◆ Your task
Set down every entry again word for word, please, but skip the pictures.

(Data records)
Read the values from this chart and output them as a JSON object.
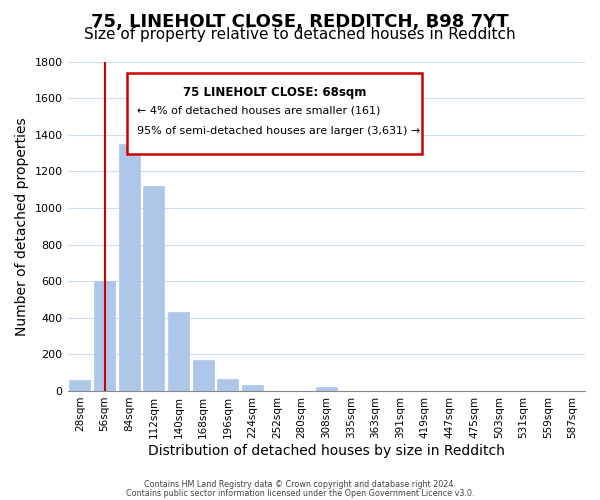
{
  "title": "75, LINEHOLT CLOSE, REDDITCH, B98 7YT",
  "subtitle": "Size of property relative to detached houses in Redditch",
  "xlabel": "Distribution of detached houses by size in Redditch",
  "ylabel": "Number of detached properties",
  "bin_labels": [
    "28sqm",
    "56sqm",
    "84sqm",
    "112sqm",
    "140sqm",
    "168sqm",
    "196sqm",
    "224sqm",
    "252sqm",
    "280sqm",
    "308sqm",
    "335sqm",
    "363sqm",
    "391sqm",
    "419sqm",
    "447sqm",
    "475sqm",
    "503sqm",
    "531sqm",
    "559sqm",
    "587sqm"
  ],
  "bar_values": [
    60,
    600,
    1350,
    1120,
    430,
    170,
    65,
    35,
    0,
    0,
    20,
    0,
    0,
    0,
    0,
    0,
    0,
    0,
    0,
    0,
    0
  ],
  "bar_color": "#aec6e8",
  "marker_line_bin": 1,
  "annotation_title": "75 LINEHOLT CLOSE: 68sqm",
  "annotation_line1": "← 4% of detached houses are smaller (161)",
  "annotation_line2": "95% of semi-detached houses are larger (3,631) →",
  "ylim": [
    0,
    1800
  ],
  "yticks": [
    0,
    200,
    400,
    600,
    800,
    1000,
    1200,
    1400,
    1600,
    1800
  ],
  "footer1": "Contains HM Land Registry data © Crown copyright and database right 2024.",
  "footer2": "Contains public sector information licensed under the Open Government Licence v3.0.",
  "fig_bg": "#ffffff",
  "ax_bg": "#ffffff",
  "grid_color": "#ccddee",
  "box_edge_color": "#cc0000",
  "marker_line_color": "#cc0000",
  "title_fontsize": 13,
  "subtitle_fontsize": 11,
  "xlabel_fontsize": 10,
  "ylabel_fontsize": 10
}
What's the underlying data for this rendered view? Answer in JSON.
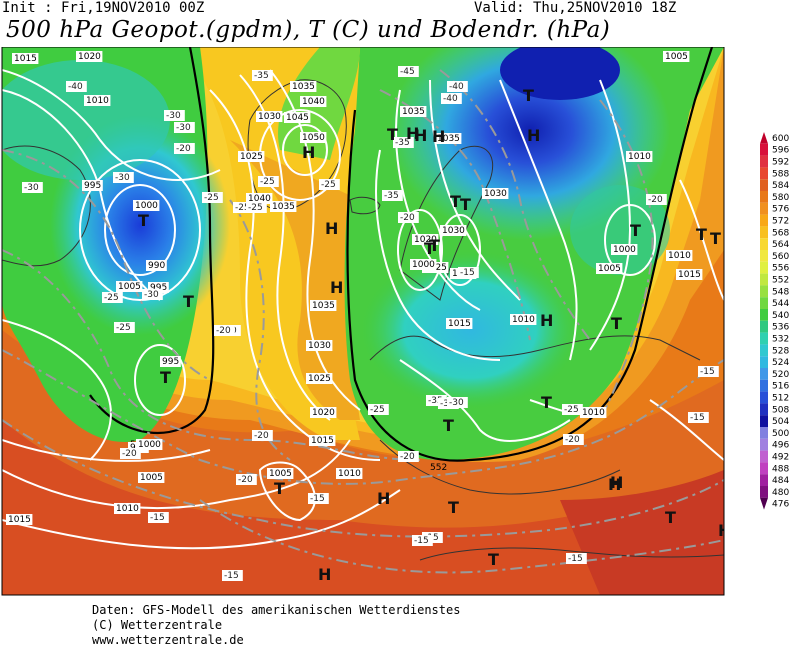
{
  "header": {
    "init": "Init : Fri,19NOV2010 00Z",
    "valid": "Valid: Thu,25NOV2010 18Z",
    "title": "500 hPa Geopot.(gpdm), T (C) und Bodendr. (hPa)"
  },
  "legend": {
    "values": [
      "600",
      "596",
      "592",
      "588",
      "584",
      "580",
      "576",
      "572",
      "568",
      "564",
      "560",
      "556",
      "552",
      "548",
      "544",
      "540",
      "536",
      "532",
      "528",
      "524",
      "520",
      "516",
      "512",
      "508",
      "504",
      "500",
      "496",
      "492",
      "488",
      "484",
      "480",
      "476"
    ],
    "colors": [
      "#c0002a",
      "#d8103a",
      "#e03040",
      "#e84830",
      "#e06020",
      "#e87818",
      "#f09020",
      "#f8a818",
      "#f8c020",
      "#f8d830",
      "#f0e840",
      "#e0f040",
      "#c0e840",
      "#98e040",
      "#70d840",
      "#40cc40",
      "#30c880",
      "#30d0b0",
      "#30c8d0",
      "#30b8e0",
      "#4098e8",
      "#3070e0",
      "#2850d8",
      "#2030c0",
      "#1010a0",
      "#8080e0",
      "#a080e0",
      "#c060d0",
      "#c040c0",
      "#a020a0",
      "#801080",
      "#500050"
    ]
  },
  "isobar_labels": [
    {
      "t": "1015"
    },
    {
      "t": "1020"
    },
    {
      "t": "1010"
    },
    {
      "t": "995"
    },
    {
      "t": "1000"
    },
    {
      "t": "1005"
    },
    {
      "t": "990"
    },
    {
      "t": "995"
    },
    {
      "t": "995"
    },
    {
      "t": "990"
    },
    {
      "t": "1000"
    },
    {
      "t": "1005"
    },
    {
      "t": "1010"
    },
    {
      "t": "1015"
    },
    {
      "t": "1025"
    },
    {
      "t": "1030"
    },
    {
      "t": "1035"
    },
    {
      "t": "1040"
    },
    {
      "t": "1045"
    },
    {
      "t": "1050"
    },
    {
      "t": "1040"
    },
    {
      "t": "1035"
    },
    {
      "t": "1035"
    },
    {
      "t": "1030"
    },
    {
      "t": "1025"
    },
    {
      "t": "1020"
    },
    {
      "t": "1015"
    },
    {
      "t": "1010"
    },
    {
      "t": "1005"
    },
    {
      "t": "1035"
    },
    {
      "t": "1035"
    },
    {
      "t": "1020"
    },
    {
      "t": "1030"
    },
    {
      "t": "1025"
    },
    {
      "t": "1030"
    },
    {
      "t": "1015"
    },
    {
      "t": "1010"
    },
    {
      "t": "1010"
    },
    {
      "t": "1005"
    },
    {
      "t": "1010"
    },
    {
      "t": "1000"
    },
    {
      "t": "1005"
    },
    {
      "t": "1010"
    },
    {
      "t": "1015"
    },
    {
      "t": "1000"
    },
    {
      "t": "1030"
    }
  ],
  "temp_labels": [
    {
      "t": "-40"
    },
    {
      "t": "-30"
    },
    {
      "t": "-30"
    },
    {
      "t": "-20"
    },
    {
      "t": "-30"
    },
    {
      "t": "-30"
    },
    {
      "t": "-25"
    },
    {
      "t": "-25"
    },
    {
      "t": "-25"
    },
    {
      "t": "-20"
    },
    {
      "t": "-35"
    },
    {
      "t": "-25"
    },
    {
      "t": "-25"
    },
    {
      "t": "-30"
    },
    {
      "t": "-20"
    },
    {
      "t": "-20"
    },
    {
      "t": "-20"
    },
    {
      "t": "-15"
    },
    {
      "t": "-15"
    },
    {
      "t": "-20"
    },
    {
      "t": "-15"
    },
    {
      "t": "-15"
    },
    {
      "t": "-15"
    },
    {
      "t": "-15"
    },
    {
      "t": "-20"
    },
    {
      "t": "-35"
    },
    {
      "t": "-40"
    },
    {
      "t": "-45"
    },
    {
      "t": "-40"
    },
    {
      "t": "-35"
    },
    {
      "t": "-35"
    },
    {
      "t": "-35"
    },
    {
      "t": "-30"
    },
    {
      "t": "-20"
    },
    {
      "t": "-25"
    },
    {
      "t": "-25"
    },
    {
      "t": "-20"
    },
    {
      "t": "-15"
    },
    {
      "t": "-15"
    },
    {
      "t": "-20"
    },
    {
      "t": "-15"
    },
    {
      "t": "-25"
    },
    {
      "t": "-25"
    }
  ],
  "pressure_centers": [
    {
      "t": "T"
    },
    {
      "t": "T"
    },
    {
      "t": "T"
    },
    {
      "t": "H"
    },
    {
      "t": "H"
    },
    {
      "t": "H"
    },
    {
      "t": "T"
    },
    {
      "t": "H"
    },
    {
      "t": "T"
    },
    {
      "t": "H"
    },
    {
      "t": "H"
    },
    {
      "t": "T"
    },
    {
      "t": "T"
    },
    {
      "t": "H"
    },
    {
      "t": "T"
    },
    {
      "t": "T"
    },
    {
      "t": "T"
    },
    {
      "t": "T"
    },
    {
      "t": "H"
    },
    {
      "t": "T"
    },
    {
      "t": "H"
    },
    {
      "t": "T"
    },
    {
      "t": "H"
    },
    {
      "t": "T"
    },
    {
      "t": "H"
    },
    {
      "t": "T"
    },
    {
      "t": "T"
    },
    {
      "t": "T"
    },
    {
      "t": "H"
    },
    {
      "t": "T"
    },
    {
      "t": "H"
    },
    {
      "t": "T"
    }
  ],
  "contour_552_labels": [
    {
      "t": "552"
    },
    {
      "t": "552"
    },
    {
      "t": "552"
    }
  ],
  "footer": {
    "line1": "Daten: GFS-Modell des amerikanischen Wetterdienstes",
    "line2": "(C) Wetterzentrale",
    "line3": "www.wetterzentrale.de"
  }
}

◆ Full response
Read the values from this chart and output them as a JSON object.
{
  "title": "75, LINEHOLT CLOSE, REDDITCH, B98 7YT",
  "subtitle": "Size of property relative to detached houses in Redditch",
  "xlabel": "Distribution of detached houses by size in Redditch",
  "ylabel": "Number of detached properties",
  "bin_labels": [
    "28sqm",
    "56sqm",
    "84sqm",
    "112sqm",
    "140sqm",
    "168sqm",
    "196sqm",
    "224sqm",
    "252sqm",
    "280sqm",
    "308sqm",
    "335sqm",
    "363sqm",
    "391sqm",
    "419sqm",
    "447sqm",
    "475sqm",
    "503sqm",
    "531sqm",
    "559sqm",
    "587sqm"
  ],
  "bar_values": [
    60,
    600,
    1350,
    1120,
    430,
    170,
    65,
    35,
    0,
    0,
    20,
    0,
    0,
    0,
    0,
    0,
    0,
    0,
    0,
    0,
    0
  ],
  "bar_color": "#aec6e8",
  "marker_line_bin": 1,
  "annotation_title": "75 LINEHOLT CLOSE: 68sqm",
  "annotation_line1": "← 4% of detached houses are smaller (161)",
  "annotation_line2": "95% of semi-detached houses are larger (3,631) →",
  "ylim": [
    0,
    1800
  ],
  "yticks": [
    0,
    200,
    400,
    600,
    800,
    1000,
    1200,
    1400,
    1600,
    1800
  ],
  "footer1": "Contains HM Land Registry data © Crown copyright and database right 2024.",
  "footer2": "Contains public sector information licensed under the Open Government Licence v3.0.",
  "fig_bg": "#ffffff",
  "ax_bg": "#ffffff",
  "grid_color": "#ccddee",
  "box_edge_color": "#cc0000",
  "marker_line_color": "#cc0000",
  "title_fontsize": 13,
  "subtitle_fontsize": 11,
  "xlabel_fontsize": 10,
  "ylabel_fontsize": 10
}
What's the underlying data for this rendered view? Answer in JSON.
{
  "header": {
    "init": "Init : Fri,19NOV2010 00Z",
    "valid": "Valid: Thu,25NOV2010 18Z",
    "title": "500 hPa Geopot.(gpdm), T (C) und Bodendr. (hPa)"
  },
  "legend": {
    "values": [
      "600",
      "596",
      "592",
      "588",
      "584",
      "580",
      "576",
      "572",
      "568",
      "564",
      "560",
      "556",
      "552",
      "548",
      "544",
      "540",
      "536",
      "532",
      "528",
      "524",
      "520",
      "516",
      "512",
      "508",
      "504",
      "500",
      "496",
      "492",
      "488",
      "484",
      "480",
      "476"
    ],
    "colors": [
      "#c0002a",
      "#d8103a",
      "#e03040",
      "#e84830",
      "#e06020",
      "#e87818",
      "#f09020",
      "#f8a818",
      "#f8c020",
      "#f8d830",
      "#f0e840",
      "#e0f040",
      "#c0e840",
      "#98e040",
      "#70d840",
      "#40cc40",
      "#30c880",
      "#30d0b0",
      "#30c8d0",
      "#30b8e0",
      "#4098e8",
      "#3070e0",
      "#2850d8",
      "#2030c0",
      "#1010a0",
      "#8080e0",
      "#a080e0",
      "#c060d0",
      "#c040c0",
      "#a020a0",
      "#801080",
      "#500050"
    ]
  },
  "isobar_labels": [
    {
      "t": "1015"
    },
    {
      "t": "1020"
    },
    {
      "t": "1010"
    },
    {
      "t": "995"
    },
    {
      "t": "1000"
    },
    {
      "t": "1005"
    },
    {
      "t": "990"
    },
    {
      "t": "995"
    },
    {
      "t": "995"
    },
    {
      "t": "990"
    },
    {
      "t": "1000"
    },
    {
      "t": "1005"
    },
    {
      "t": "1010"
    },
    {
      "t": "1015"
    },
    {
      "t": "1025"
    },
    {
      "t": "1030"
    },
    {
      "t": "1035"
    },
    {
      "t": "1040"
    },
    {
      "t": "1045"
    },
    {
      "t": "1050"
    },
    {
      "t": "1040"
    },
    {
      "t": "1035"
    },
    {
      "t": "1035"
    },
    {
      "t": "1030"
    },
    {
      "t": "1025"
    },
    {
      "t": "1020"
    },
    {
      "t": "1015"
    },
    {
      "t": "1010"
    },
    {
      "t": "1005"
    },
    {
      "t": "1035"
    },
    {
      "t": "1035"
    },
    {
      "t": "1020"
    },
    {
      "t": "1030"
    },
    {
      "t": "1025"
    },
    {
      "t": "1030"
    },
    {
      "t": "1015"
    },
    {
      "t": "1010"
    },
    {
      "t": "1010"
    },
    {
      "t": "1005"
    },
    {
      "t": "1010"
    },
    {
      "t": "1000"
    },
    {
      "t": "1005"
    },
    {
      "t": "1010"
    },
    {
      "t": "1015"
    },
    {
      "t": "1000"
    },
    {
      "t": "1030"
    }
  ],
  "temp_labels": [
    {
      "t": "-40"
    },
    {
      "t": "-30"
    },
    {
      "t": "-30"
    },
    {
      "t": "-20"
    },
    {
      "t": "-30"
    },
    {
      "t": "-30"
    },
    {
      "t": "-25"
    },
    {
      "t": "-25"
    },
    {
      "t": "-25"
    },
    {
      "t": "-20"
    },
    {
      "t": "-35"
    },
    {
      "t": "-25"
    },
    {
      "t": "-25"
    },
    {
      "t": "-30"
    },
    {
      "t": "-20"
    },
    {
      "t": "-20"
    },
    {
      "t": "-20"
    },
    {
      "t": "-15"
    },
    {
      "t": "-15"
    },
    {
      "t": "-20"
    },
    {
      "t": "-15"
    },
    {
      "t": "-15"
    },
    {
      "t": "-15"
    },
    {
      "t": "-15"
    },
    {
      "t": "-20"
    },
    {
      "t": "-35"
    },
    {
      "t": "-40"
    },
    {
      "t": "-45"
    },
    {
      "t": "-40"
    },
    {
      "t": "-35"
    },
    {
      "t": "-35"
    },
    {
      "t": "-35"
    },
    {
      "t": "-30"
    },
    {
      "t": "-20"
    },
    {
      "t": "-25"
    },
    {
      "t": "-25"
    },
    {
      "t": "-20"
    },
    {
      "t": "-15"
    },
    {
      "t": "-15"
    },
    {
      "t": "-20"
    },
    {
      "t": "-15"
    },
    {
      "t": "-25"
    },
    {
      "t": "-25"
    }
  ],
  "pressure_centers": [
    {
      "t": "T"
    },
    {
      "t": "T"
    },
    {
      "t": "T"
    },
    {
      "t": "H"
    },
    {
      "t": "H"
    },
    {
      "t": "H"
    },
    {
      "t": "T"
    },
    {
      "t": "H"
    },
    {
      "t": "T"
    },
    {
      "t": "H"
    },
    {
      "t": "H"
    },
    {
      "t": "T"
    },
    {
      "t": "T"
    },
    {
      "t": "H"
    },
    {
      "t": "T"
    },
    {
      "t": "T"
    },
    {
      "t": "T"
    },
    {
      "t": "T"
    },
    {
      "t": "H"
    },
    {
      "t": "T"
    },
    {
      "t": "H"
    },
    {
      "t": "T"
    },
    {
      "t": "H"
    },
    {
      "t": "T"
    },
    {
      "t": "H"
    },
    {
      "t": "T"
    },
    {
      "t": "T"
    },
    {
      "t": "T"
    },
    {
      "t": "H"
    },
    {
      "t": "T"
    },
    {
      "t": "H"
    },
    {
      "t": "T"
    }
  ],
  "contour_552_labels": [
    {
      "t": "552"
    },
    {
      "t": "552"
    },
    {
      "t": "552"
    }
  ],
  "footer": {
    "line1": "Daten: GFS-Modell des amerikanischen Wetterdienstes",
    "line2": "(C) Wetterzentrale",
    "line3": "www.wetterzentrale.de"
  }
}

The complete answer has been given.